* Task instructions:
Report, word for word, every line of the material that contains "использованием".

* Material:

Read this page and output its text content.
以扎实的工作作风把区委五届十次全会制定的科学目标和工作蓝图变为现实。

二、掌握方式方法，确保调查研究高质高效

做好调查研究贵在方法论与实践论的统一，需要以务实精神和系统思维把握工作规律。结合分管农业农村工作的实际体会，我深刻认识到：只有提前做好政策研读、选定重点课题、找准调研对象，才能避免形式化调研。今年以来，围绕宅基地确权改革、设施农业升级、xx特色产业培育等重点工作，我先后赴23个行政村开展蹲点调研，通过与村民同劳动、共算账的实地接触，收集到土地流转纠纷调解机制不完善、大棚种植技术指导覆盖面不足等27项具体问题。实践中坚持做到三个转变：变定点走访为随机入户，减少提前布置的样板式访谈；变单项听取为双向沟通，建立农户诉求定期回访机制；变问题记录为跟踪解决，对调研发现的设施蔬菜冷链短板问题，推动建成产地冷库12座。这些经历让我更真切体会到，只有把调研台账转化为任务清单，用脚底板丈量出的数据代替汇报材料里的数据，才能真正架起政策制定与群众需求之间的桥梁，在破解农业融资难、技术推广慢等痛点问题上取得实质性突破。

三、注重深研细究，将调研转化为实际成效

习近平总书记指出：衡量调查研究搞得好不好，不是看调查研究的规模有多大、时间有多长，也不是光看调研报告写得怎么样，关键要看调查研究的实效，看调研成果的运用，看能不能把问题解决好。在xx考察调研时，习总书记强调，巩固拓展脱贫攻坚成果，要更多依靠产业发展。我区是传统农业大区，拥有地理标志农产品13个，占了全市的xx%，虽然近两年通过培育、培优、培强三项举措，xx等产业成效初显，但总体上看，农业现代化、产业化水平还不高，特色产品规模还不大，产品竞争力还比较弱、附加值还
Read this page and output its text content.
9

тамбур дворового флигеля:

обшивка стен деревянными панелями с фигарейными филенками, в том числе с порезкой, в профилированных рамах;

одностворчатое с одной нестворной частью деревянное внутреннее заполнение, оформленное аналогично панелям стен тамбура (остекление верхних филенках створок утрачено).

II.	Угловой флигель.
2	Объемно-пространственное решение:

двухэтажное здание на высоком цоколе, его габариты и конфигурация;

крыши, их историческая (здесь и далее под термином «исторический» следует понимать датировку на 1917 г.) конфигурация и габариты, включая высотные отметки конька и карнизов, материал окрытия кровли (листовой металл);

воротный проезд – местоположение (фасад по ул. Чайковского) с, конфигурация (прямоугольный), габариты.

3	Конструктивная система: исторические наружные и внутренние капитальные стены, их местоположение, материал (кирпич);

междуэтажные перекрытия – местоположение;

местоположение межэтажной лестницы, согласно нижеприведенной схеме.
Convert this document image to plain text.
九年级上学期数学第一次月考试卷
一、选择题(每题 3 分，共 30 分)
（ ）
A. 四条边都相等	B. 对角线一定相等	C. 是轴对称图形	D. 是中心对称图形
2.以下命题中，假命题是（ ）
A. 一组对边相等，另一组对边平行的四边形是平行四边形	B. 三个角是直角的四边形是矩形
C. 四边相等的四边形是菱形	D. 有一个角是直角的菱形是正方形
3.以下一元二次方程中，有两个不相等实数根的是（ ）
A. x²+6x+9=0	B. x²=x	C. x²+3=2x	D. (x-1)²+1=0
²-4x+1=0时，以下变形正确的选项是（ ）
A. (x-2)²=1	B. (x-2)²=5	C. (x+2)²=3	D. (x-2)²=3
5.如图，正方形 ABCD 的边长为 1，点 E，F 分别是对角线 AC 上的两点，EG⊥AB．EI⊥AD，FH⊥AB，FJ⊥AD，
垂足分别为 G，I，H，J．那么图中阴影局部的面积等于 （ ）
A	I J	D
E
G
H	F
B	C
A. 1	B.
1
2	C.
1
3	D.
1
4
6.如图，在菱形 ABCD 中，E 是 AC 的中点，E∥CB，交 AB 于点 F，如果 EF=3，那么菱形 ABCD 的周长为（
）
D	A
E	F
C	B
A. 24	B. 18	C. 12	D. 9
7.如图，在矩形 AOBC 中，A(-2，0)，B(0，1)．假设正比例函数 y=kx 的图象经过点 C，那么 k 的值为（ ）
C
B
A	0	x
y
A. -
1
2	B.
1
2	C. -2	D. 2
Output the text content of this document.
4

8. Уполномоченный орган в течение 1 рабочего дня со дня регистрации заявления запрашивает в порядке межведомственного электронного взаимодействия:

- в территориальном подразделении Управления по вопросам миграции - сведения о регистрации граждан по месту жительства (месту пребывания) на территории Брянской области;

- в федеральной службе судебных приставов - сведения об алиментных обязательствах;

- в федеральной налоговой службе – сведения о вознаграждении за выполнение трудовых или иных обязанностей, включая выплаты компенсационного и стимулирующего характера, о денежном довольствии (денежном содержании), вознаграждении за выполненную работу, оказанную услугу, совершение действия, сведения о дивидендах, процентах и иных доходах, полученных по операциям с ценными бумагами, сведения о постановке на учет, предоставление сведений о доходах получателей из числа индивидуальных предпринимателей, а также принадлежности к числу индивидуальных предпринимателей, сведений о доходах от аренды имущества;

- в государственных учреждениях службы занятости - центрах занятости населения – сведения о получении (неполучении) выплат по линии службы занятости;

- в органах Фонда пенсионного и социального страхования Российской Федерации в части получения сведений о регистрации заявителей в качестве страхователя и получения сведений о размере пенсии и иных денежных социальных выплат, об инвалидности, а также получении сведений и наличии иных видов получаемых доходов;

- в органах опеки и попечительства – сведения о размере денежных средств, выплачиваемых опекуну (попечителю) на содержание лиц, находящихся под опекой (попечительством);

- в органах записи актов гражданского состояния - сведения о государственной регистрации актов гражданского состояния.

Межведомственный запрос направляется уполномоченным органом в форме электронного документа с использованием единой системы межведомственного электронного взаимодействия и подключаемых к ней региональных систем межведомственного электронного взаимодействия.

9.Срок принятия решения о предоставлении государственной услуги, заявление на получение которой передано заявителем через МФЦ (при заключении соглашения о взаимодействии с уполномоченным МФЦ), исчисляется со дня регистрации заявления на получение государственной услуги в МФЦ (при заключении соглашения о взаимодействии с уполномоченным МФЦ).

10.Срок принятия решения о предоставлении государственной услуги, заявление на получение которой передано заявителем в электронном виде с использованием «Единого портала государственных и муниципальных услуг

* Exercise answer:
Межведомственный запрос направляется уполномоченным органом в форме электронного документа с использованием единой системы межведомственного электронного взаимодействия и подключаемых к ней региональных систем межведомственного электронного взаимодействия.
10.Срок принятия решения о предоставлении государственной услуги, заявление на получение которой передано заявителем в электронном виде с использованием «Единого портала государственных и муниципальных услуг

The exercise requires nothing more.